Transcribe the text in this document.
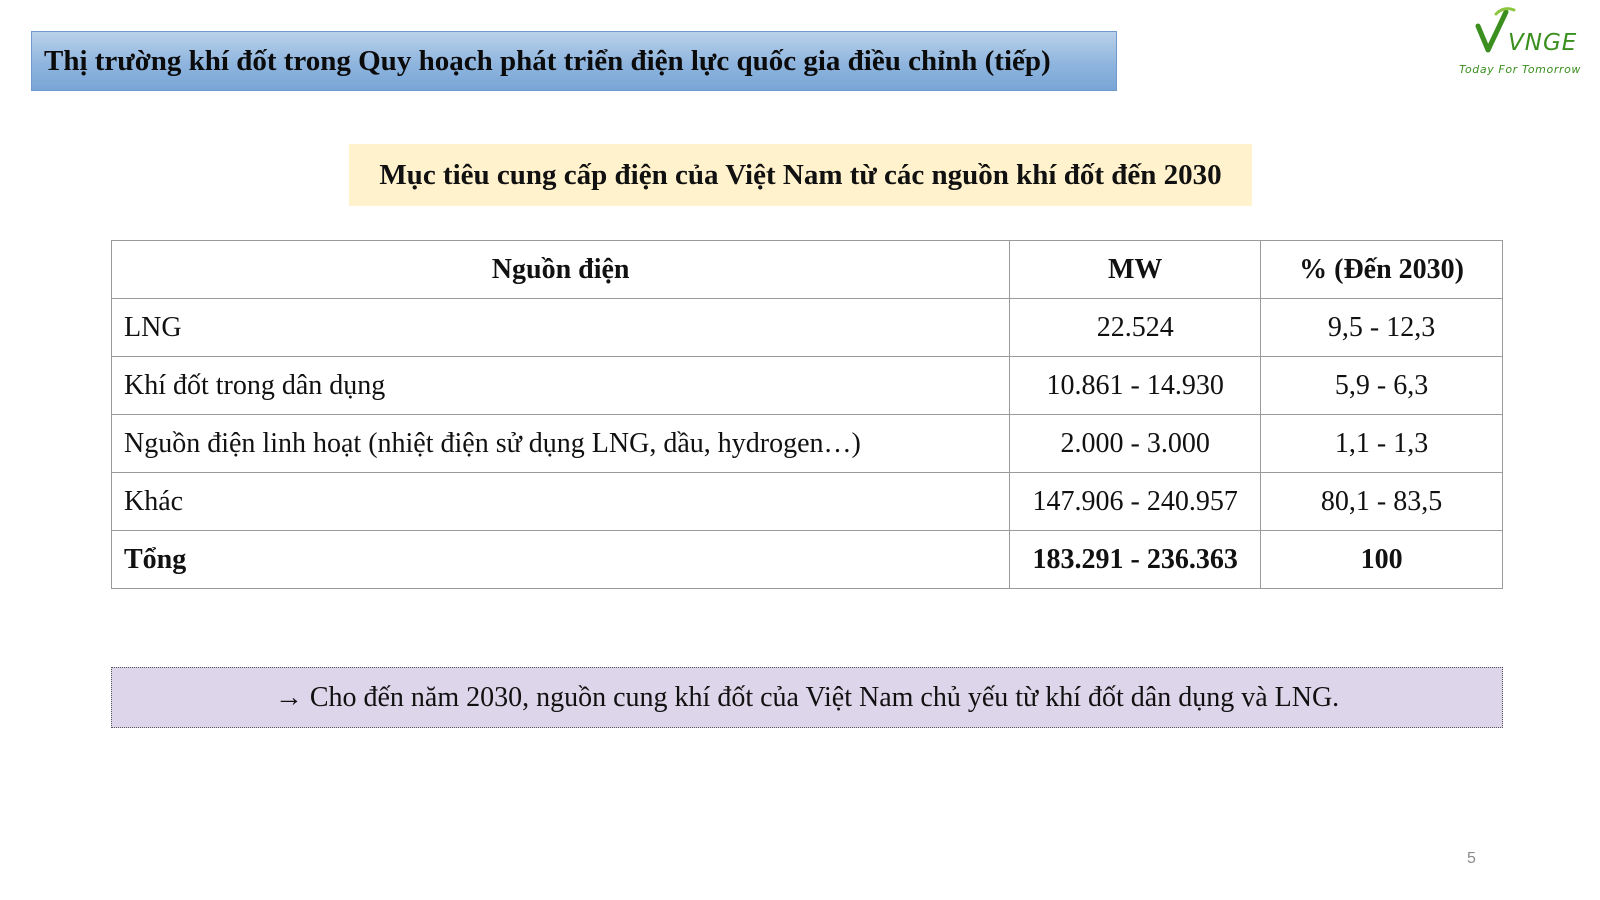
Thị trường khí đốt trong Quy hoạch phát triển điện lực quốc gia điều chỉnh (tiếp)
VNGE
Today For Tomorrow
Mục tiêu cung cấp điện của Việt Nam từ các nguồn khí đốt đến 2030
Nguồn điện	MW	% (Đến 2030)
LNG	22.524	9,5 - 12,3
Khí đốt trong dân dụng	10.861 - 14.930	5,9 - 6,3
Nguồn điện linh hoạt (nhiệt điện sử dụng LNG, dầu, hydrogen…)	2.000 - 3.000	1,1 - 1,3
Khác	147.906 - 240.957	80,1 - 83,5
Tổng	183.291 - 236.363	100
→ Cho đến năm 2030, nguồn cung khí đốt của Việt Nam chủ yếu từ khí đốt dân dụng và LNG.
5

Exercise objective: Say how many lines include the word "điện"; reply with the number alone.

Result for this exercise: 4